**WHAT IS EXPECTED**: Could you rewrite the records below, replacing every "list-item" with "list-entry" and leaving everything else unchanged?

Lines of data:
########################################
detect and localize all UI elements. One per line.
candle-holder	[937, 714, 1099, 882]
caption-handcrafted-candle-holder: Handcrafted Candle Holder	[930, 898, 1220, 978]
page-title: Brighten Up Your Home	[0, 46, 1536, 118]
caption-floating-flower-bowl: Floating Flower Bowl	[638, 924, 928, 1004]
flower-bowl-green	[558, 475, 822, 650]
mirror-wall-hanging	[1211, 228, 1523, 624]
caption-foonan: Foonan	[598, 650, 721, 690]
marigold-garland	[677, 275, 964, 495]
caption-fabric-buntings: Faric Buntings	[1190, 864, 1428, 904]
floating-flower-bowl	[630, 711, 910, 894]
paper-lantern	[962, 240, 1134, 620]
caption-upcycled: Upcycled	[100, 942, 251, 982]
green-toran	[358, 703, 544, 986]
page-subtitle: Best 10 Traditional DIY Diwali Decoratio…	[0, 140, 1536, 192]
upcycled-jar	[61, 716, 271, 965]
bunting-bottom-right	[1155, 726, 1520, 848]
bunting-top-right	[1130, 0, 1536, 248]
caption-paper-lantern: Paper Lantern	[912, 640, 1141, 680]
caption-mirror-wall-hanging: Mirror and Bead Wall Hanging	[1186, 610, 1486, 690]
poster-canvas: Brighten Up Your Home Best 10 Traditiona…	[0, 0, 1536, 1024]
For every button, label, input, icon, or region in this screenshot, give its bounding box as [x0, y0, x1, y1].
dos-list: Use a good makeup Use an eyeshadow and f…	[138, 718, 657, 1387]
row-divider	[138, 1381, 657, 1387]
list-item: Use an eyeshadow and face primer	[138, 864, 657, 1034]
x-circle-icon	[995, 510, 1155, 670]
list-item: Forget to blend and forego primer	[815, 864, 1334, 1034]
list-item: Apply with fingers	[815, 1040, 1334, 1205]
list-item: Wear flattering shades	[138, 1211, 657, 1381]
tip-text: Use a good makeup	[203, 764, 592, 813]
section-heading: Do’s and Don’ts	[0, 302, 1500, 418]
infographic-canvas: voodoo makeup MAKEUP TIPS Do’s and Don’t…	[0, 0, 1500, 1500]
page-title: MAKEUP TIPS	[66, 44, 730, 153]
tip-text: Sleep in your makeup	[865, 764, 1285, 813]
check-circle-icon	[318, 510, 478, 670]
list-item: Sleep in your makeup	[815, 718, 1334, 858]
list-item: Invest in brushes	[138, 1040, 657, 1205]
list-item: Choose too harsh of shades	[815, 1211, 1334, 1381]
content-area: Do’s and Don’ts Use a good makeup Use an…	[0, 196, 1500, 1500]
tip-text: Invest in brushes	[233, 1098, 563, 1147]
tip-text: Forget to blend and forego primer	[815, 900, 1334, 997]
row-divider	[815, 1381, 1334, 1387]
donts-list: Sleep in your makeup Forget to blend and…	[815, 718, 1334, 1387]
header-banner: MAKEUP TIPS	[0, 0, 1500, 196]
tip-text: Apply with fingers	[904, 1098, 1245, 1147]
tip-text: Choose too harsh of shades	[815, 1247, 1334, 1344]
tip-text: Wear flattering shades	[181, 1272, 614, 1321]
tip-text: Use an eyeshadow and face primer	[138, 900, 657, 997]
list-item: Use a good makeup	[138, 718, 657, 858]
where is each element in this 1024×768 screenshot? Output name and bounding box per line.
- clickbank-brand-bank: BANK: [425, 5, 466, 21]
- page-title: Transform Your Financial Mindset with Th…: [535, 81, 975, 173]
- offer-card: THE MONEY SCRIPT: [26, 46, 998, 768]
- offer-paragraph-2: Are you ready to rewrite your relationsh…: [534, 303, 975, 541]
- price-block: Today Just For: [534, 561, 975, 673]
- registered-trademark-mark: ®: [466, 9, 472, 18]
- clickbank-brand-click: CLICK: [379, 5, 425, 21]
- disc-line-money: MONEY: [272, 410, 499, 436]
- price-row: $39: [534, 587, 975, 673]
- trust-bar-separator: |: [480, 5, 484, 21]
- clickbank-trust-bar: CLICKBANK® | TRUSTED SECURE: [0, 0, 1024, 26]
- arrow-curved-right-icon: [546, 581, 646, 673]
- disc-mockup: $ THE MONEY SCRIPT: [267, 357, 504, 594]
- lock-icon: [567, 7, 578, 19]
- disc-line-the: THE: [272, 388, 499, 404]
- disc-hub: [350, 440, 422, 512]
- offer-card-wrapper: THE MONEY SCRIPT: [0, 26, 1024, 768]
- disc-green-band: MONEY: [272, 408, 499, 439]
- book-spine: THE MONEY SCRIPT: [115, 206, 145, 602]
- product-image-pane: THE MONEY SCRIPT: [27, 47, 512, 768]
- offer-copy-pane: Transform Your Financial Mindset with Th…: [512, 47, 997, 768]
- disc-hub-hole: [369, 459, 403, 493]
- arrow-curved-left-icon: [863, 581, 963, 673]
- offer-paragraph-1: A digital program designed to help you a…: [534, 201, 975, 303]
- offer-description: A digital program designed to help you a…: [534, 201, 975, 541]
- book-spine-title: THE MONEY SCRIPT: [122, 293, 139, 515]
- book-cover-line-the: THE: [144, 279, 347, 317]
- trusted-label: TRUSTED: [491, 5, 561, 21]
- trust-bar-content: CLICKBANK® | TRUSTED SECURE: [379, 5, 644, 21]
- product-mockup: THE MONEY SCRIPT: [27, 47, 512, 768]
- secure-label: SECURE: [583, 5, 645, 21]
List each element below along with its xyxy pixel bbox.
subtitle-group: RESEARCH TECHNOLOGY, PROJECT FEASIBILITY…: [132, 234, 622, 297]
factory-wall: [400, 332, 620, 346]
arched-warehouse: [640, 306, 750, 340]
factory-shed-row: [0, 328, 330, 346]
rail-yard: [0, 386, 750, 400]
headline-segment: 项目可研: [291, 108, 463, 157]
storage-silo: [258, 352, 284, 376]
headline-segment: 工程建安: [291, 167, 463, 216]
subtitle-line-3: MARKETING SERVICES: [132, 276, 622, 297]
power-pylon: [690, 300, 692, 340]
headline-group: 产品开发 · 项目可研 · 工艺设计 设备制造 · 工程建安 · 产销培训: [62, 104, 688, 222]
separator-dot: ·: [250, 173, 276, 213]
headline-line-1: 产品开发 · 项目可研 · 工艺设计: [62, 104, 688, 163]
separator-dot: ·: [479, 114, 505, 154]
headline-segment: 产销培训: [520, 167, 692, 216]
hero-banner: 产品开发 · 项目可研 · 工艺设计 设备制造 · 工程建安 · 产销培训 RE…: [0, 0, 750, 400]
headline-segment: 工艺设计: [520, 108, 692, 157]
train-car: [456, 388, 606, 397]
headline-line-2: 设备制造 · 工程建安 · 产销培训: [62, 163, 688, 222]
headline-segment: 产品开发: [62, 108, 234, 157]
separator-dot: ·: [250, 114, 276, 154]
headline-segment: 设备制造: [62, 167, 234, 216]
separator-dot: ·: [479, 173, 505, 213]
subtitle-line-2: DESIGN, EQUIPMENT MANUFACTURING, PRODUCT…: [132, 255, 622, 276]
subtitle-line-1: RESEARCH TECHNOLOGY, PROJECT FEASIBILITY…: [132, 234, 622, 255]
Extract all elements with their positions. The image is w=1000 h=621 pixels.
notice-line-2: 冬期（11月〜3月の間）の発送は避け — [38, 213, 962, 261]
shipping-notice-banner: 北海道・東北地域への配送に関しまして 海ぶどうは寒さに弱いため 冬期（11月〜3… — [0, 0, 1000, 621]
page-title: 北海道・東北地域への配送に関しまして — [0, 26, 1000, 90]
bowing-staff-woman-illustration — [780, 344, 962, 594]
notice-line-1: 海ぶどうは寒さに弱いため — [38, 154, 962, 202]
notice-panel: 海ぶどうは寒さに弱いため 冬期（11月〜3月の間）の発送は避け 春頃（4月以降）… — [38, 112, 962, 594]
########################################
**RESPONSE TO THIS TASK**:
detect and localize all UI elements. One per line.
candle-holder	[937, 714, 1099, 882]
caption-handcrafted-candle-holder: Handcrafted Candle Holder	[930, 898, 1220, 978]
page-title: Brighten Up Your Home	[0, 46, 1536, 118]
caption-floating-flower-bowl: Floating Flower Bowl	[638, 924, 928, 1004]
flower-bowl-green	[558, 475, 822, 650]
mirror-wall-hanging	[1211, 228, 1523, 624]
caption-foonan: Foonan	[598, 650, 721, 690]
marigold-garland	[677, 275, 964, 495]
caption-fabric-buntings: Faric Buntings	[1190, 864, 1428, 904]
floating-flower-bowl	[630, 711, 910, 894]
paper-lantern	[962, 240, 1134, 620]
caption-upcycled: Upcycled	[100, 942, 251, 982]
green-toran	[358, 703, 544, 986]
page-subtitle: Best 10 Traditional DIY Diwali Decoratio…	[0, 140, 1536, 192]
upcycled-jar	[61, 716, 271, 965]
bunting-bottom-right	[1155, 726, 1520, 848]
bunting-top-right	[1130, 0, 1536, 248]
caption-paper-lantern: Paper Lantern	[912, 640, 1141, 680]
caption-mirror-wall-hanging: Mirror and Bead Wall Hanging	[1186, 610, 1486, 690]
poster-canvas: Brighten Up Your Home Best 10 Traditiona…	[0, 0, 1536, 1024]
For every button, label, input, icon, or region in this screenshot, give its bounding box as [x0, y0, x1, y1].
dos-list: Use a good makeup Use an eyeshadow and f…	[138, 718, 657, 1387]
row-divider	[138, 1381, 657, 1387]
list-entry: Use an eyeshadow and face primer	[138, 864, 657, 1034]
x-circle-icon	[995, 510, 1155, 670]
list-entry: Forget to blend and forego primer	[815, 864, 1334, 1034]
list-entry: Apply with fingers	[815, 1040, 1334, 1205]
list-entry: Wear flattering shades	[138, 1211, 657, 1381]
tip-text: Use a good makeup	[203, 764, 592, 813]
section-heading: Do’s and Don’ts	[0, 302, 1500, 418]
infographic-canvas: voodoo makeup MAKEUP TIPS Do’s and Don’t…	[0, 0, 1500, 1500]
page-title: MAKEUP TIPS	[66, 44, 730, 153]
tip-text: Sleep in your makeup	[865, 764, 1285, 813]
check-circle-icon	[318, 510, 478, 670]
list-entry: Sleep in your makeup	[815, 718, 1334, 858]
list-entry: Invest in brushes	[138, 1040, 657, 1205]
list-entry: Choose too harsh of shades	[815, 1211, 1334, 1381]
content-area: Do’s and Don’ts Use a good makeup Use an…	[0, 196, 1500, 1500]
tip-text: Invest in brushes	[233, 1098, 563, 1147]
tip-text: Forget to blend and forego primer	[815, 900, 1334, 997]
row-divider	[815, 1381, 1334, 1387]
donts-list: Sleep in your makeup Forget to blend and…	[815, 718, 1334, 1387]
header-banner: MAKEUP TIPS	[0, 0, 1500, 196]
tip-text: Apply with fingers	[904, 1098, 1245, 1147]
tip-text: Choose too harsh of shades	[815, 1247, 1334, 1344]
tip-text: Wear flattering shades	[181, 1272, 614, 1321]
tip-text: Use an eyeshadow and face primer	[138, 900, 657, 997]
list-entry: Use a good makeup	[138, 718, 657, 858]
where is each element in this 1024×768 screenshot? Output name and bounding box per line.
- clickbank-brand-bank: BANK: [425, 5, 466, 21]
- page-title: Transform Your Financial Mindset with Th…: [535, 81, 975, 173]
- offer-card: THE MONEY SCRIPT: [26, 46, 998, 768]
- offer-paragraph-2: Are you ready to rewrite your relationsh…: [534, 303, 975, 541]
- price-block: Today Just For: [534, 561, 975, 673]
- registered-trademark-mark: ®: [466, 9, 472, 18]
- clickbank-brand-click: CLICK: [379, 5, 425, 21]
- disc-line-money: MONEY: [272, 410, 499, 436]
- price-row: $39: [534, 587, 975, 673]
- trust-bar-separator: |: [480, 5, 484, 21]
- clickbank-trust-bar: CLICKBANK® | TRUSTED SECURE: [0, 0, 1024, 26]
- arrow-curved-right-icon: [546, 581, 646, 673]
- disc-mockup: $ THE MONEY SCRIPT: [267, 357, 504, 594]
- lock-icon: [567, 7, 578, 19]
- disc-line-the: THE: [272, 388, 499, 404]
- disc-hub: [350, 440, 422, 512]
- offer-card-wrapper: THE MONEY SCRIPT: [0, 26, 1024, 768]
- disc-green-band: MONEY: [272, 408, 499, 439]
- book-spine: THE MONEY SCRIPT: [115, 206, 145, 602]
- product-image-pane: THE MONEY SCRIPT: [27, 47, 512, 768]
- offer-copy-pane: Transform Your Financial Mindset with Th…: [512, 47, 997, 768]
- disc-hub-hole: [369, 459, 403, 493]
- arrow-curved-left-icon: [863, 581, 963, 673]
- offer-paragraph-1: A digital program designed to help you a…: [534, 201, 975, 303]
- offer-description: A digital program designed to help you a…: [534, 201, 975, 541]
- book-spine-title: THE MONEY SCRIPT: [122, 293, 139, 515]
- book-cover-line-the: THE: [144, 279, 347, 317]
- trusted-label: TRUSTED: [491, 5, 561, 21]
- trust-bar-content: CLICKBANK® | TRUSTED SECURE: [379, 5, 644, 21]
- product-mockup: THE MONEY SCRIPT: [27, 47, 512, 768]
- secure-label: SECURE: [583, 5, 645, 21]
List each element below along with its xyxy pixel bbox.
subtitle-group: RESEARCH TECHNOLOGY, PROJECT FEASIBILITY…: [132, 234, 622, 297]
factory-wall: [400, 332, 620, 346]
arched-warehouse: [640, 306, 750, 340]
factory-shed-row: [0, 328, 330, 346]
rail-yard: [0, 386, 750, 400]
headline-segment: 项目可研: [291, 108, 463, 157]
storage-silo: [258, 352, 284, 376]
headline-segment: 工程建安: [291, 167, 463, 216]
subtitle-line-3: MARKETING SERVICES: [132, 276, 622, 297]
power-pylon: [690, 300, 692, 340]
headline-group: 产品开发 · 项目可研 · 工艺设计 设备制造 · 工程建安 · 产销培训: [62, 104, 688, 222]
separator-dot: ·: [250, 173, 276, 213]
headline-line-1: 产品开发 · 项目可研 · 工艺设计: [62, 104, 688, 163]
separator-dot: ·: [479, 114, 505, 154]
headline-segment: 产销培训: [520, 167, 692, 216]
hero-banner: 产品开发 · 项目可研 · 工艺设计 设备制造 · 工程建安 · 产销培训 RE…: [0, 0, 750, 400]
headline-segment: 工艺设计: [520, 108, 692, 157]
train-car: [456, 388, 606, 397]
headline-line-2: 设备制造 · 工程建安 · 产销培训: [62, 163, 688, 222]
headline-segment: 产品开发: [62, 108, 234, 157]
separator-dot: ·: [250, 114, 276, 154]
headline-segment: 设备制造: [62, 167, 234, 216]
separator-dot: ·: [479, 173, 505, 213]
subtitle-line-2: DESIGN, EQUIPMENT MANUFACTURING, PRODUCT…: [132, 255, 622, 276]
subtitle-line-1: RESEARCH TECHNOLOGY, PROJECT FEASIBILITY…: [132, 234, 622, 255]
Extract all elements with their positions. The image is w=1000 h=621 pixels.
notice-line-2: 冬期（11月〜3月の間）の発送は避け — [38, 213, 962, 261]
shipping-notice-banner: 北海道・東北地域への配送に関しまして 海ぶどうは寒さに弱いため 冬期（11月〜3… — [0, 0, 1000, 621]
page-title: 北海道・東北地域への配送に関しまして — [0, 26, 1000, 90]
bowing-staff-woman-illustration — [780, 344, 962, 594]
notice-line-1: 海ぶどうは寒さに弱いため — [38, 154, 962, 202]
notice-panel: 海ぶどうは寒さに弱いため 冬期（11月〜3月の間）の発送は避け 春頃（4月以降）… — [38, 112, 962, 594]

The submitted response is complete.